(Records excerpted from a collection)
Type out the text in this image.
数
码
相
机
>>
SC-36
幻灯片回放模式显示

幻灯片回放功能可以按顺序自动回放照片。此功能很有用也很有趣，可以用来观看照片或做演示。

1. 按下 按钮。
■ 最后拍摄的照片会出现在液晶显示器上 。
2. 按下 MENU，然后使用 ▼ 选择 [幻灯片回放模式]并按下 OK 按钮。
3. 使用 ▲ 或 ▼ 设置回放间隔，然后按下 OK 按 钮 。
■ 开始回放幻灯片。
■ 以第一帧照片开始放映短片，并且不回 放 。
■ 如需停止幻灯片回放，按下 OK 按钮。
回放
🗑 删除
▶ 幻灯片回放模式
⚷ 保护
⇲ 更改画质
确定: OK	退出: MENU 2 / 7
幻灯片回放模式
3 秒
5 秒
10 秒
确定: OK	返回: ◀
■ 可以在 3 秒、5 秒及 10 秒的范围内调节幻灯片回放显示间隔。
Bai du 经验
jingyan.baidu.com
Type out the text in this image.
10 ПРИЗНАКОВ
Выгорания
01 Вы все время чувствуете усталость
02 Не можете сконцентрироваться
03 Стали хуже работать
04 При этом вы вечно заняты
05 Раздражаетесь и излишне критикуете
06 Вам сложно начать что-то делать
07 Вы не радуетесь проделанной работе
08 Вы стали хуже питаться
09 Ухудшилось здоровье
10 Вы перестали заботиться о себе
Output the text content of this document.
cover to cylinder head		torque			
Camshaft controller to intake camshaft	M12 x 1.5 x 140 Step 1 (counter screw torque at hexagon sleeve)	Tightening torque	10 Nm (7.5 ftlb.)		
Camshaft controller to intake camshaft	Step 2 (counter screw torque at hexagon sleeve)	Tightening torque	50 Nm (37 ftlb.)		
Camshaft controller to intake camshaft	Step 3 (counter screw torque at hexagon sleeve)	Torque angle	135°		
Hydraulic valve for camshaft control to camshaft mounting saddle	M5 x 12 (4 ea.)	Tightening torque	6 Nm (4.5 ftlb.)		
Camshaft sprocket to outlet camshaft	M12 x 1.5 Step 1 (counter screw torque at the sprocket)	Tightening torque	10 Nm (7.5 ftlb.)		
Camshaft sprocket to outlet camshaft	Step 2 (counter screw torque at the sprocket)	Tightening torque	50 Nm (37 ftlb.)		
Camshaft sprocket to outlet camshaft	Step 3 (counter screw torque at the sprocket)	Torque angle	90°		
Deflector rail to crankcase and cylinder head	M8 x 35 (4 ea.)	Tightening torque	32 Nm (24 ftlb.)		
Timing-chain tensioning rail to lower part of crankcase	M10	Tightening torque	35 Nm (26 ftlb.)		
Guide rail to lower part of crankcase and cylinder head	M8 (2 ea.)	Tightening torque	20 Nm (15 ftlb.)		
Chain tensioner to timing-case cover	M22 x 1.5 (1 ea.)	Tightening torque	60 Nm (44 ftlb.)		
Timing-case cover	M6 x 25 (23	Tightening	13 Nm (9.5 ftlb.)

■ Aim
Extract, word for word, each line of the listing above.

■ Written answer
Type out the text in this image.
数
码
相
机
>>
SC-36
幻灯片回放模式显示

幻灯片回放功能可以按顺序自动回放照片。此功能很有用也很有趣，可以用来观看照片或做演示。

1. 按下 按钮。
■ 最后拍摄的照片会出现在液晶显示器上 。
2. 按下 MENU，然后使用 ▼ 选择 [幻灯片回放模式]并按下 OK 按钮。
3. 使用 ▲ 或 ▼ 设置回放间隔，然后按下 OK 按 钮 。
■ 开始回放幻灯片。
■ 以第一帧照片开始放映短片，并且不回 放 。
■ 如需停止幻灯片回放，按下 OK 按钮。
回放
🗑 删除
▶ 幻灯片回放模式
⚷ 保护
⇲ 更改画质
确定: OK	退出: MENU 2 / 7
幻灯片回放模式
3 秒
5 秒
10 秒
确定: OK	返回: ◀
■ 可以在 3 秒、5 秒及 10 秒的范围内调节幻灯片回放显示间隔。
Bai du 经验
jingyan.baidu.com
Type out the text in this image.
10 ПРИЗНАКОВ
Выгорания
01 Вы все время чувствуете усталость
02 Не можете сконцентрироваться
03 Стали хуже работать
04 При этом вы вечно заняты
05 Раздражаетесь и излишне критикуете
06 Вам сложно начать что-то делать
07 Вы не радуетесь проделанной работе
08 Вы стали хуже питаться
09 Ухудшилось здоровье
10 Вы перестали заботиться о себе
Output the text content of this document.
cover to cylinder head		torque			
Camshaft controller to intake camshaft	M12 x 1.5 x 140 Step 1 (counter screw torque at hexagon sleeve)	Tightening torque	10 Nm (7.5 ftlb.)		
Camshaft controller to intake camshaft	Step 2 (counter screw torque at hexagon sleeve)	Tightening torque	50 Nm (37 ftlb.)		
Camshaft controller to intake camshaft	Step 3 (counter screw torque at hexagon sleeve)	Torque angle	135°		
Hydraulic valve for camshaft control to camshaft mounting saddle	M5 x 12 (4 ea.)	Tightening torque	6 Nm (4.5 ftlb.)		
Camshaft sprocket to outlet camshaft	M12 x 1.5 Step 1 (counter screw torque at the sprocket)	Tightening torque	10 Nm (7.5 ftlb.)		
Camshaft sprocket to outlet camshaft	Step 2 (counter screw torque at the sprocket)	Tightening torque	50 Nm (37 ftlb.)		
Camshaft sprocket to outlet camshaft	Step 3 (counter screw torque at the sprocket)	Torque angle	90°		
Deflector rail to crankcase and cylinder head	M8 x 35 (4 ea.)	Tightening torque	32 Nm (24 ftlb.)		
Timing-chain tensioning rail to lower part of crankcase	M10	Tightening torque	35 Nm (26 ftlb.)		
Guide rail to lower part of crankcase and cylinder head	M8 (2 ea.)	Tightening torque	20 Nm (15 ftlb.)		
Chain tensioner to timing-case cover	M22 x 1.5 (1 ea.)	Tightening torque	60 Nm (44 ftlb.)		
Timing-case cover	M6 x 25 (23	Tightening	13 Nm (9.5 ftlb.)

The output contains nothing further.